▶ _WORK INSTRUCTIONS_:
Pull out each line of the data that includes the word "Internet".

Stored entries

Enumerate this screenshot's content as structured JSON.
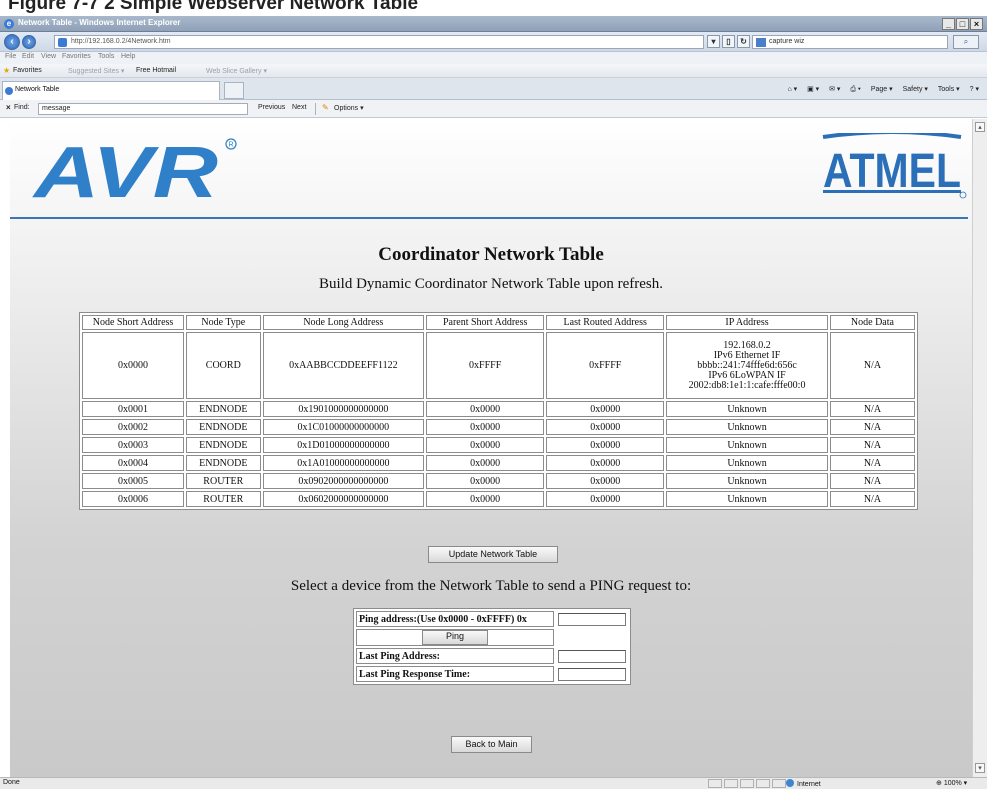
{
  "figure_title": "Figure 7-7 2 Simple Webserver Network Table",
  "browser": {
    "window_title": "Network Table - Windows Internet Explorer",
    "url": "http://192.168.0.2/4Network.htm",
    "search_text": "capture wiz",
    "menu": [
      "File",
      "Edit",
      "View",
      "Favorites",
      "Tools",
      "Help"
    ],
    "favorites_label": "Favorites",
    "favorites_links": [
      "Suggested Sites ▾",
      "Free Hotmail",
      "Web Slice Gallery ▾"
    ],
    "tab_label": "Network Table",
    "command_items": [
      "Page ▾",
      "Safety ▾",
      "Tools ▾"
    ],
    "find_label": "Find:",
    "find_value": "message",
    "find_prev": "Previous",
    "find_next": "Next",
    "find_options": "Options ▾",
    "status_text": "Done",
    "zone_text": "Internet",
    "zoom_text": "100%"
  },
  "page": {
    "avr_logo_text": "AVR",
    "atmel_logo_text": "ATMEL",
    "heading": "Coordinator Network Table",
    "subheading": "Build Dynamic Coordinator Network Table upon refresh.",
    "table": {
      "columns": [
        "Node Short Address",
        "Node Type",
        "Node Long Address",
        "Parent Short Address",
        "Last Routed Address",
        "IP Address",
        "Node Data"
      ],
      "coord_row": {
        "short": "0x0000",
        "type": "COORD",
        "long": "0xAABBCCDDEEFF1122",
        "parent": "0xFFFF",
        "routed": "0xFFFF",
        "ip_lines": [
          "192.168.0.2",
          "IPv6 Ethernet IF",
          "bbbb::241:74fffe6d:656c",
          "IPv6 6LoWPAN IF",
          "2002:db8:1e1:1:cafe:fffe00:0"
        ],
        "data": "N/A"
      },
      "rows": [
        {
          "short": "0x0001",
          "type": "ENDNODE",
          "long": "0x1901000000000000",
          "parent": "0x0000",
          "routed": "0x0000",
          "ip": "Unknown",
          "data": "N/A"
        },
        {
          "short": "0x0002",
          "type": "ENDNODE",
          "long": "0x1C01000000000000",
          "parent": "0x0000",
          "routed": "0x0000",
          "ip": "Unknown",
          "data": "N/A"
        },
        {
          "short": "0x0003",
          "type": "ENDNODE",
          "long": "0x1D01000000000000",
          "parent": "0x0000",
          "routed": "0x0000",
          "ip": "Unknown",
          "data": "N/A"
        },
        {
          "short": "0x0004",
          "type": "ENDNODE",
          "long": "0x1A01000000000000",
          "parent": "0x0000",
          "routed": "0x0000",
          "ip": "Unknown",
          "data": "N/A"
        },
        {
          "short": "0x0005",
          "type": "ROUTER",
          "long": "0x0902000000000000",
          "parent": "0x0000",
          "routed": "0x0000",
          "ip": "Unknown",
          "data": "N/A"
        },
        {
          "short": "0x0006",
          "type": "ROUTER",
          "long": "0x0602000000000000",
          "parent": "0x0000",
          "routed": "0x0000",
          "ip": "Unknown",
          "data": "N/A"
        }
      ]
    },
    "update_button": "Update Network Table",
    "ping_prompt": "Select a device from the Network Table to send a PING request to:",
    "ping": {
      "address_label": "Ping address:(Use 0x0000 - 0xFFFF) 0x",
      "button": "Ping",
      "last_address_label": "Last Ping Address:",
      "last_time_label": "Last Ping Response Time:"
    },
    "back_button": "Back to Main"
  },
  "colors": {
    "avr_blue": "#2f7fc9",
    "atmel_blue": "#2a6fb8",
    "rule_blue": "#3b74b8"
  }
}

▶ _WRITTEN SOLUTION_:
    "window_title": "Network Table - Windows Internet Explorer",
    "zone_text": "Internet",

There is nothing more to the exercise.